# Set problem
Below is some material; set it all down exactly, apart from the pictures.
— Begin —
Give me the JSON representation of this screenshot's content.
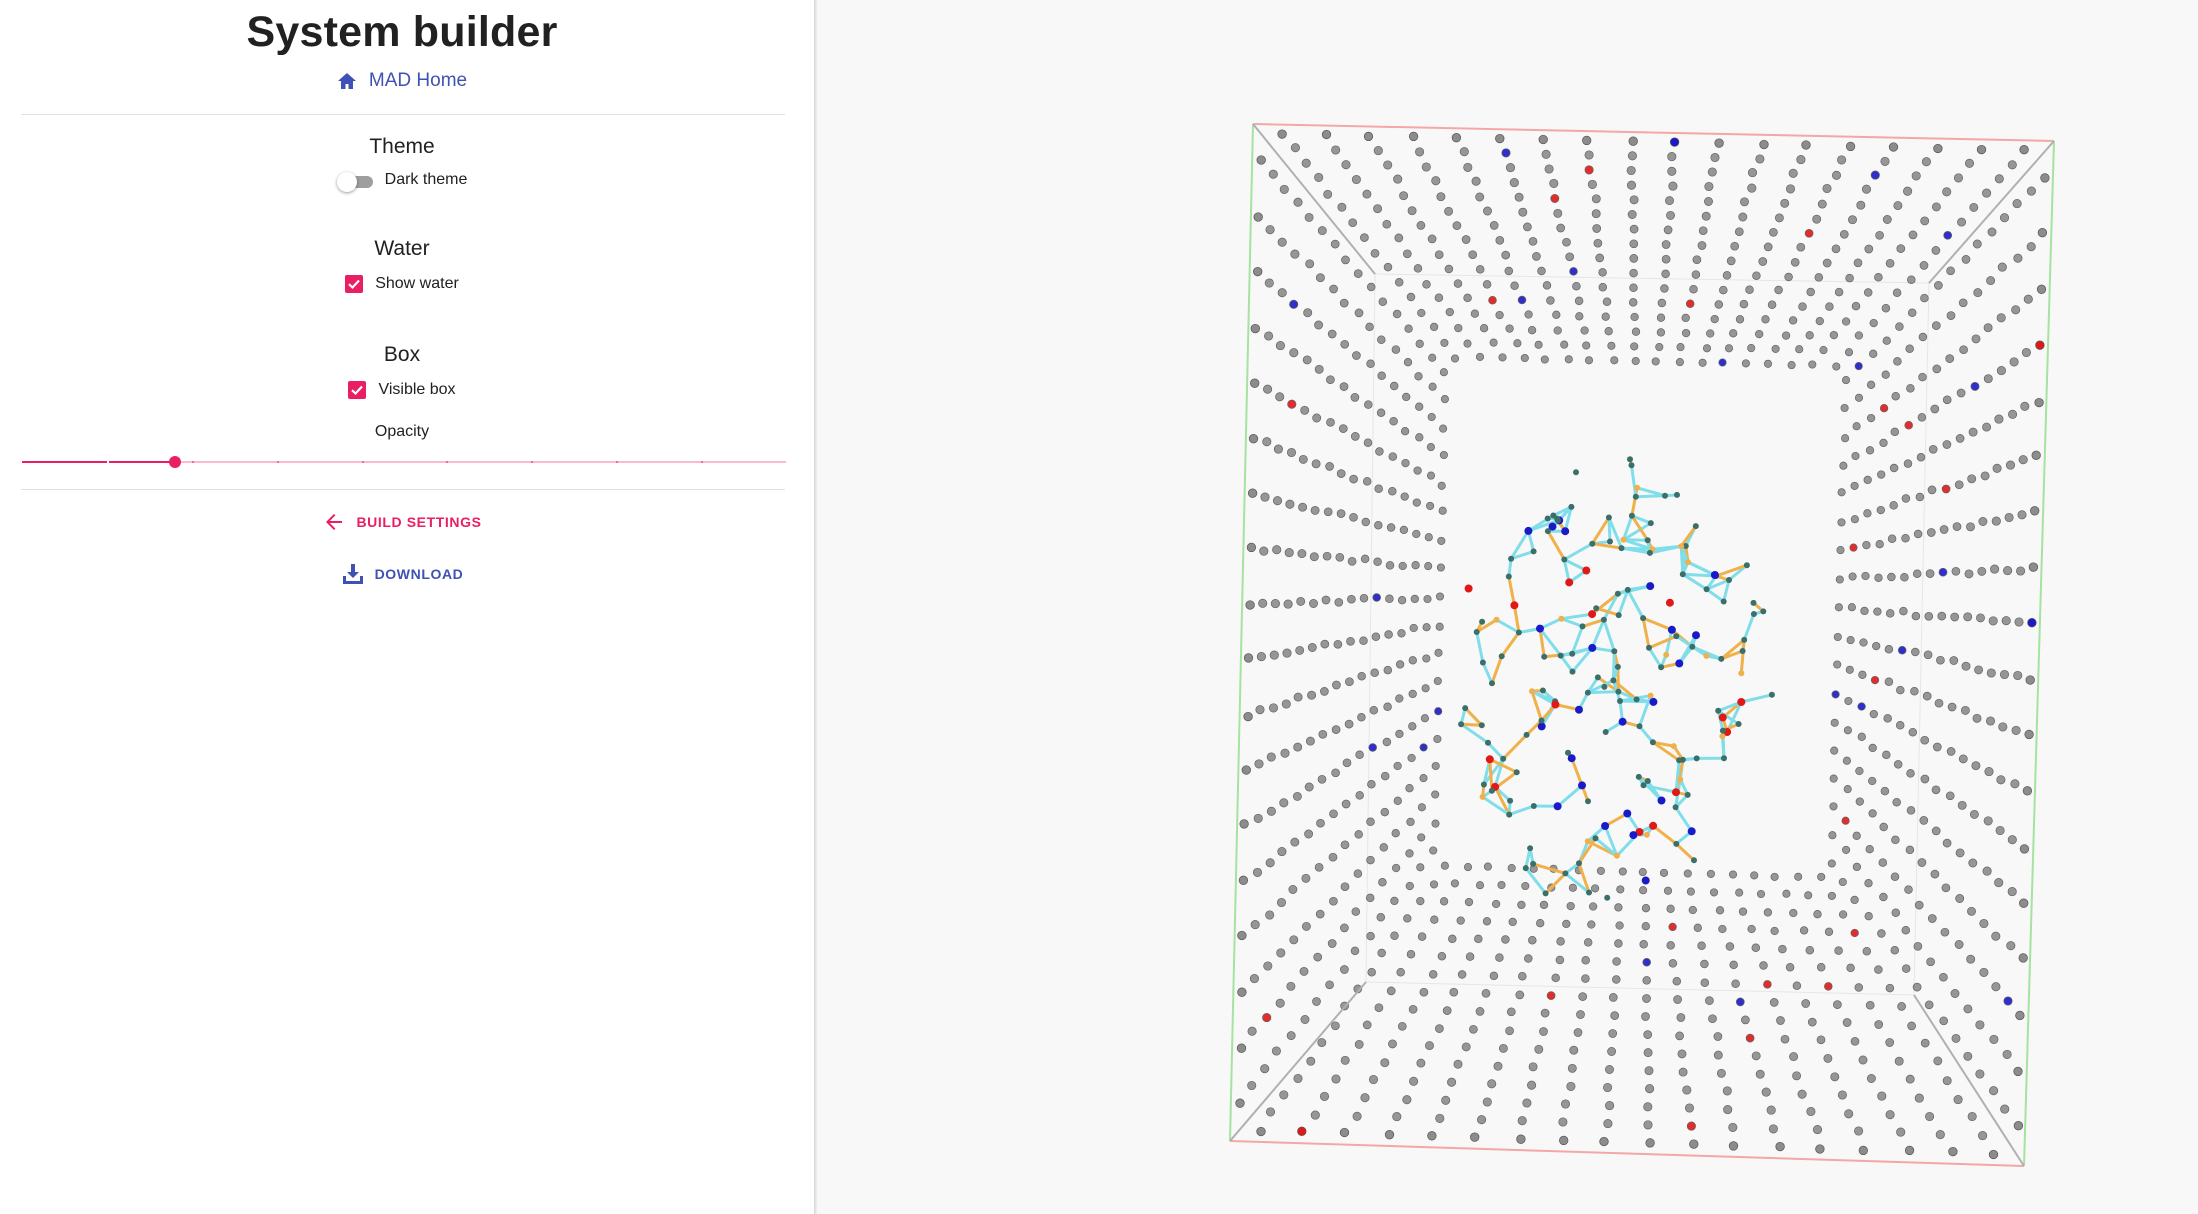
{
  "sidebar": {
    "title": "System builder",
    "home_link": {
      "label": "MAD Home",
      "icon": "home-icon"
    },
    "theme": {
      "heading": "Theme",
      "toggle_label": "Dark theme",
      "enabled": false
    },
    "water": {
      "heading": "Water",
      "checkbox_label": "Show water",
      "checked": true
    },
    "box": {
      "heading": "Box",
      "checkbox_label": "Visible box",
      "checked": true,
      "opacity_label": "Opacity",
      "opacity_value": 0.2,
      "opacity_steps": 9
    },
    "actions": {
      "build_settings": {
        "label": "Build settings",
        "icon": "arrow-left-icon"
      },
      "download": {
        "label": "Download",
        "icon": "download-icon"
      }
    }
  },
  "colors": {
    "accent": "#e91e63",
    "primary": "#3f51b5",
    "water_atom": "#8c8c8c",
    "bond_cyan": "#80deea",
    "bond_orange": "#f0b04a",
    "atom_nitrogen": "#1a1ac8",
    "atom_oxygen": "#e01818",
    "box_edge_x": "#f3a7a7",
    "box_edge_y": "#a6e3a0",
    "box_edge_z": "#b0b0b0"
  },
  "viewer": {
    "label": "molecule-3d-viewer"
  }
}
— End —
# Result for this exercise
Give me the JSON representation of this screenshot's content.
{
  "sidebar": {
    "title": "System builder",
    "home_link": {
      "label": "MAD Home",
      "icon": "home-icon"
    },
    "theme": {
      "heading": "Theme",
      "toggle_label": "Dark theme",
      "enabled": false
    },
    "water": {
      "heading": "Water",
      "checkbox_label": "Show water",
      "checked": true
    },
    "box": {
      "heading": "Box",
      "checkbox_label": "Visible box",
      "checked": true,
      "opacity_label": "Opacity",
      "opacity_value": 0.2,
      "opacity_steps": 9
    },
    "actions": {
      "build_settings": {
        "label": "Build settings",
        "icon": "arrow-left-icon"
      },
      "download": {
        "label": "Download",
        "icon": "download-icon"
      }
    }
  },
  "colors": {
    "accent": "#e91e63",
    "primary": "#3f51b5",
    "water_atom": "#8c8c8c",
    "bond_cyan": "#80deea",
    "bond_orange": "#f0b04a",
    "atom_nitrogen": "#1a1ac8",
    "atom_oxygen": "#e01818",
    "box_edge_x": "#f3a7a7",
    "box_edge_y": "#a6e3a0",
    "box_edge_z": "#b0b0b0"
  },
  "viewer": {
    "label": "molecule-3d-viewer"
  }
}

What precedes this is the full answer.